▶ **Provided text**

════════════════

Corticosterone mediates the inhibitory effect of restraint stress on the migration of mesenchymal stem cell to carbon tetrachloride-induced fibrotic liver by downregulating CXCR4/7 expression.

Abstract

Recent studies have revealed that mesenchymal stem cells (MSCs) have a great potential in therapeutic applications. The low efficiency of MSC recruitment and homing to sites of diseased organ tissue, however, remains a major hurdle in their application for treatment of diseases. Stress is commonly associated with various diseases. At the present time, little information is available about the effect of stress on MSC function. Here, we employed a carbon tetrachloride (CCl4)-induced mouse liver fibrosis model to investigate whether constraint stress affects the migration of MSCs to fibrotic liver. MSC homing to the fibrotic liver was significantly inhibited in mice with restraint stress. Restraint stress induced an elevation of corticosterone level in the serum. Blocking glucocorticoid signaling with either corticosterone-synthesis inhibitor metyrapone (MET) or glucocorticoid receptor antagonist RU486 attenuated restraint stress-induced inhibition of MSCs migration. The serum concentration of stromal cell-derived factor-1 (SDF-1) increased in mice treated with CCl4. Restraint stress had no influence on expression of SDF-1 and hepatocyte growth factor (HGF) in the fibrotic liver. Culture with the serum of CCl4-treated mice or SDF-1 promoted MSC migration, which was suppressed by corticosterone. Exposure of MSCs to corticosterone decreased their expression of C-X-C chemokine receptor type 4 (CXCR4) and C-X-C chemokine receptor type 7 (CXCR7). These results demonstrate that the inhibitory effect of corticosterone on MSC migration might be mediated via decreasing the expression of CXCR4 and CXCR7 in MSCs. Interventions targeting the interaction between corticosterone and its receptor improve migration and homing of MSCs in hosts receiving transplantation of these cells.

════════════════

▶ **Extracted records**
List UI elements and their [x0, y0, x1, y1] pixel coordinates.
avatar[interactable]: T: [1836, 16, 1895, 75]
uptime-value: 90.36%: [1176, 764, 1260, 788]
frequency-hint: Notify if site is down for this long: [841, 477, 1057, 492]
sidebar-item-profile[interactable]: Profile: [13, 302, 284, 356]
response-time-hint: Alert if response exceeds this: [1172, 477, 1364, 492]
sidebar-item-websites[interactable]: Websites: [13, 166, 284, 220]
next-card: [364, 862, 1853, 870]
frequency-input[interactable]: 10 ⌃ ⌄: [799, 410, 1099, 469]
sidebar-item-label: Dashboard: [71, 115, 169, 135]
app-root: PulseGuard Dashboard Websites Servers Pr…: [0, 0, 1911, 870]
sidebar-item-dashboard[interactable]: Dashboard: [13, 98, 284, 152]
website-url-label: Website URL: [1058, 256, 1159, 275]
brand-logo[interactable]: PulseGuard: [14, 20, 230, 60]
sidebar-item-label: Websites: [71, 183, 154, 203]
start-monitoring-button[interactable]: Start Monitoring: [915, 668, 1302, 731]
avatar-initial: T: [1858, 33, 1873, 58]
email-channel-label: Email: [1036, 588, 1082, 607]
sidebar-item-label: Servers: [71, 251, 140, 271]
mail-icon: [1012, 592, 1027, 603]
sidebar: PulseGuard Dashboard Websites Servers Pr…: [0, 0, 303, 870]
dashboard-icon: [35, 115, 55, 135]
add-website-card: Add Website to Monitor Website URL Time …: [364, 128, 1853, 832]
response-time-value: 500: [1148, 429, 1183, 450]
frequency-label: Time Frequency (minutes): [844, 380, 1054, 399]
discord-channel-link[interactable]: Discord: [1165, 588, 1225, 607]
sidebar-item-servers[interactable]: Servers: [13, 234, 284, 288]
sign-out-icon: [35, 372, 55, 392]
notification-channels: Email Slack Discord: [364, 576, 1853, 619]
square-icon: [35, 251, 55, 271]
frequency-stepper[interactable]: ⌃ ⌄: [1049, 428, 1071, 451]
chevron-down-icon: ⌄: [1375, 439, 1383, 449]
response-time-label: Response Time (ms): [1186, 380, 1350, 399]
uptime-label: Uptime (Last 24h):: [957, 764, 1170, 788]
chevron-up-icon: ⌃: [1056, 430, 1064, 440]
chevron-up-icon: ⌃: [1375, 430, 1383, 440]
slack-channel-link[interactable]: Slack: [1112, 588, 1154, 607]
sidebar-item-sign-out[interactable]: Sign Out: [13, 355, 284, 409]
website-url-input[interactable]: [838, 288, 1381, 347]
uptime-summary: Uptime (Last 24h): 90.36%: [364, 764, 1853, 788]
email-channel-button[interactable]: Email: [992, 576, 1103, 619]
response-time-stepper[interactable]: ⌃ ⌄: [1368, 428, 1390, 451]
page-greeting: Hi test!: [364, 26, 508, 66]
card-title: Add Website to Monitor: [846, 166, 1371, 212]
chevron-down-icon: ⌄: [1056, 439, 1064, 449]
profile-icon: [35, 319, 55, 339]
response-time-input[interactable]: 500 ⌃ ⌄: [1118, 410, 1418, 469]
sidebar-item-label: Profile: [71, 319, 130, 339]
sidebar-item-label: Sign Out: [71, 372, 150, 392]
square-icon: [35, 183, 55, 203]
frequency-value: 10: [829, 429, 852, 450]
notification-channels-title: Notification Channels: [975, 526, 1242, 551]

════════════════

▶ **Work task A**
From the abstract, list every abbreviation introduced in parentheses, together with the full term it stands for.
▶ **Work task B**
According to the abstract, which two agents were used to block glucocorticoid signaling?
Rely only on the abstract itself.

▶ **Exercise result A**
MSCs: mesenchymal stem cells
CCl4: carbon tetrachloride
MET: metyrapone
SDF-1: stromal cell-derived factor-1
HGF: hepatocyte growth factor
CXCR4: C-X-C chemokine receptor type 4
CXCR7: C-X-C chemokine receptor type 7

▶ **Exercise result B**
The corticosterone-synthesis inhibitor metyrapone (MET) and the glucocorticoid receptor antagonist RU486.